* _WHAT THIS TASK INVOLVES_
Set down, in full, every record in the block.

* _Raw records_
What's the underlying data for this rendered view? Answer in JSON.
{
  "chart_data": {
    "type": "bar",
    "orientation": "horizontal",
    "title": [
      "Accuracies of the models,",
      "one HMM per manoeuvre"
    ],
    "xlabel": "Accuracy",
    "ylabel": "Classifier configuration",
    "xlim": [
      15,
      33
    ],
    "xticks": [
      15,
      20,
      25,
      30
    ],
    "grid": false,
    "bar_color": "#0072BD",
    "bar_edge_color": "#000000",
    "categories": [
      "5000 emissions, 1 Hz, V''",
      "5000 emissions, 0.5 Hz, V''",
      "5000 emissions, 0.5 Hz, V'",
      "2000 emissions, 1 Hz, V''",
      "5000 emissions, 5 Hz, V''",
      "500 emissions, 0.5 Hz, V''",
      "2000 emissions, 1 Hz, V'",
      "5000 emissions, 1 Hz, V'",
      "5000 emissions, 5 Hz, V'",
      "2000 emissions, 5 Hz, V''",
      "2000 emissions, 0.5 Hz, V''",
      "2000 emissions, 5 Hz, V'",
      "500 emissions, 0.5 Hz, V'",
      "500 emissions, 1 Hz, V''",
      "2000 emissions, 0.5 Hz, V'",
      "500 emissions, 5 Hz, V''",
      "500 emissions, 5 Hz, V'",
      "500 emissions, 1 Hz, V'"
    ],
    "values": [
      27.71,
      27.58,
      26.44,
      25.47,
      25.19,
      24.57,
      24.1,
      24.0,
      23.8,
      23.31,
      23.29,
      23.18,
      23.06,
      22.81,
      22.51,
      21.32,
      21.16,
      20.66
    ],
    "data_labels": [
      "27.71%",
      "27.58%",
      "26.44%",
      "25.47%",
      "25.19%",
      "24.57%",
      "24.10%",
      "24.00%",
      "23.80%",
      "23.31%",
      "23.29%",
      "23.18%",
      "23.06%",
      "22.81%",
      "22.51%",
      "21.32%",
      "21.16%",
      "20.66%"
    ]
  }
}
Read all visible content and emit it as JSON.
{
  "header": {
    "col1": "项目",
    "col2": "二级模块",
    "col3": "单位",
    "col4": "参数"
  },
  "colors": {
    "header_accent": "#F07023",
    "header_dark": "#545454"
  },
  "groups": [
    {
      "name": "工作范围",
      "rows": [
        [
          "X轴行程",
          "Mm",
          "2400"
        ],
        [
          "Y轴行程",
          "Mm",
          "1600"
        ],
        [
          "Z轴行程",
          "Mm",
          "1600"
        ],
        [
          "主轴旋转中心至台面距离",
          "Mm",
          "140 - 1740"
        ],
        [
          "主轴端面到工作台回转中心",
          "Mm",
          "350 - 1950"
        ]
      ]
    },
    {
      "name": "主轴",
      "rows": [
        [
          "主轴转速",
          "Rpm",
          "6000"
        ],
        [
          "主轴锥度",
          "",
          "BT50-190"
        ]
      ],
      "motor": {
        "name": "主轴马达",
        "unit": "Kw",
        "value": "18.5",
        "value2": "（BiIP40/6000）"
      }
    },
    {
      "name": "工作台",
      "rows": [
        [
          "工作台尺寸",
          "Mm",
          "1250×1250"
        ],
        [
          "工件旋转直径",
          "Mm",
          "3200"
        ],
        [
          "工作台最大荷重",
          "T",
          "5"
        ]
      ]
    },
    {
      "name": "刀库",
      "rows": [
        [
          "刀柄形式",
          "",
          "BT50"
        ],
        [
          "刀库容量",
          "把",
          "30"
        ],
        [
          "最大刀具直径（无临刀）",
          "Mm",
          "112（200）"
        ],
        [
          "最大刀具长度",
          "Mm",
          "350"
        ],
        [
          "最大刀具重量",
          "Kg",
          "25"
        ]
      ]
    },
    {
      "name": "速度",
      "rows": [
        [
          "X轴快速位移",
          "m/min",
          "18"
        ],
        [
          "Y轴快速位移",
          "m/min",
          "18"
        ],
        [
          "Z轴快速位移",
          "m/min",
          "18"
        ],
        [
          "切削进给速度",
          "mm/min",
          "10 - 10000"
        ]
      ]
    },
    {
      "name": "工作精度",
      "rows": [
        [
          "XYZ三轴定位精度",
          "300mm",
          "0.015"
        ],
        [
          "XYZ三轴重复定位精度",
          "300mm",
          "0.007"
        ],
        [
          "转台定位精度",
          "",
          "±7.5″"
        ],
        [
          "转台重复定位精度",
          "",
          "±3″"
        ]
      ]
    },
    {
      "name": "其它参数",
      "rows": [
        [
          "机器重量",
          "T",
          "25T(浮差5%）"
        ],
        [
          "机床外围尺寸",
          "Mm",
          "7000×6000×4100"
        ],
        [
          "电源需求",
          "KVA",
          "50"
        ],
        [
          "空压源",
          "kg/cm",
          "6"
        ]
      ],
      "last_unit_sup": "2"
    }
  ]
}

* _TASK RESULT_
What's the underlying data for this rendered view? Answer in JSON.
{
  "chart_data": {
    "type": "bar",
    "orientation": "horizontal",
    "title": [
      "Accuracies of the models,",
      "one HMM per manoeuvre"
    ],
    "xlabel": "Accuracy",
    "ylabel": "Classifier configuration",
    "xlim": [
      15,
      33
    ],
    "xticks": [
      15,
      20,
      25,
      30
    ],
    "grid": false,
    "bar_color": "#0072BD",
    "bar_edge_color": "#000000",
    "categories": [
      "5000 emissions, 1 Hz, V''",
      "5000 emissions, 0.5 Hz, V''",
      "5000 emissions, 0.5 Hz, V'",
      "2000 emissions, 1 Hz, V''",
      "5000 emissions, 5 Hz, V''",
      "500 emissions, 0.5 Hz, V''",
      "2000 emissions, 1 Hz, V'",
      "5000 emissions, 1 Hz, V'",
      "5000 emissions, 5 Hz, V'",
      "2000 emissions, 5 Hz, V''",
      "2000 emissions, 0.5 Hz, V''",
      "2000 emissions, 5 Hz, V'",
      "500 emissions, 0.5 Hz, V'",
      "500 emissions, 1 Hz, V''",
      "2000 emissions, 0.5 Hz, V'",
      "500 emissions, 5 Hz, V''",
      "500 emissions, 5 Hz, V'",
      "500 emissions, 1 Hz, V'"
    ],
    "values": [
      27.71,
      27.58,
      26.44,
      25.47,
      25.19,
      24.57,
      24.1,
      24.0,
      23.8,
      23.31,
      23.29,
      23.18,
      23.06,
      22.81,
      22.51,
      21.32,
      21.16,
      20.66
    ],
    "data_labels": [
      "27.71%",
      "27.58%",
      "26.44%",
      "25.47%",
      "25.19%",
      "24.57%",
      "24.10%",
      "24.00%",
      "23.80%",
      "23.31%",
      "23.29%",
      "23.18%",
      "23.06%",
      "22.81%",
      "22.51%",
      "21.32%",
      "21.16%",
      "20.66%"
    ]
  }
}
Read all visible content and emit it as JSON.
{
  "header": {
    "col1": "项目",
    "col2": "二级模块",
    "col3": "单位",
    "col4": "参数"
  },
  "colors": {
    "header_accent": "#F07023",
    "header_dark": "#545454"
  },
  "groups": [
    {
      "name": "工作范围",
      "rows": [
        [
          "X轴行程",
          "Mm",
          "2400"
        ],
        [
          "Y轴行程",
          "Mm",
          "1600"
        ],
        [
          "Z轴行程",
          "Mm",
          "1600"
        ],
        [
          "主轴旋转中心至台面距离",
          "Mm",
          "140 - 1740"
        ],
        [
          "主轴端面到工作台回转中心",
          "Mm",
          "350 - 1950"
        ]
      ]
    },
    {
      "name": "主轴",
      "rows": [
        [
          "主轴转速",
          "Rpm",
          "6000"
        ],
        [
          "主轴锥度",
          "",
          "BT50-190"
        ]
      ],
      "motor": {
        "name": "主轴马达",
        "unit": "Kw",
        "value": "18.5",
        "value2": "（BiIP40/6000）"
      }
    },
    {
      "name": "工作台",
      "rows": [
        [
          "工作台尺寸",
          "Mm",
          "1250×1250"
        ],
        [
          "工件旋转直径",
          "Mm",
          "3200"
        ],
        [
          "工作台最大荷重",
          "T",
          "5"
        ]
      ]
    },
    {
      "name": "刀库",
      "rows": [
        [
          "刀柄形式",
          "",
          "BT50"
        ],
        [
          "刀库容量",
          "把",
          "30"
        ],
        [
          "最大刀具直径（无临刀）",
          "Mm",
          "112（200）"
        ],
        [
          "最大刀具长度",
          "Mm",
          "350"
        ],
        [
          "最大刀具重量",
          "Kg",
          "25"
        ]
      ]
    },
    {
      "name": "速度",
      "rows": [
        [
          "X轴快速位移",
          "m/min",
          "18"
        ],
        [
          "Y轴快速位移",
          "m/min",
          "18"
        ],
        [
          "Z轴快速位移",
          "m/min",
          "18"
        ],
        [
          "切削进给速度",
          "mm/min",
          "10 - 10000"
        ]
      ]
    },
    {
      "name": "工作精度",
      "rows": [
        [
          "XYZ三轴定位精度",
          "300mm",
          "0.015"
        ],
        [
          "XYZ三轴重复定位精度",
          "300mm",
          "0.007"
        ],
        [
          "转台定位精度",
          "",
          "±7.5″"
        ],
        [
          "转台重复定位精度",
          "",
          "±3″"
        ]
      ]
    },
    {
      "name": "其它参数",
      "rows": [
        [
          "机器重量",
          "T",
          "25T(浮差5%）"
        ],
        [
          "机床外围尺寸",
          "Mm",
          "7000×6000×4100"
        ],
        [
          "电源需求",
          "KVA",
          "50"
        ],
        [
          "空压源",
          "kg/cm",
          "6"
        ]
      ],
      "last_unit_sup": "2"
    }
  ]
}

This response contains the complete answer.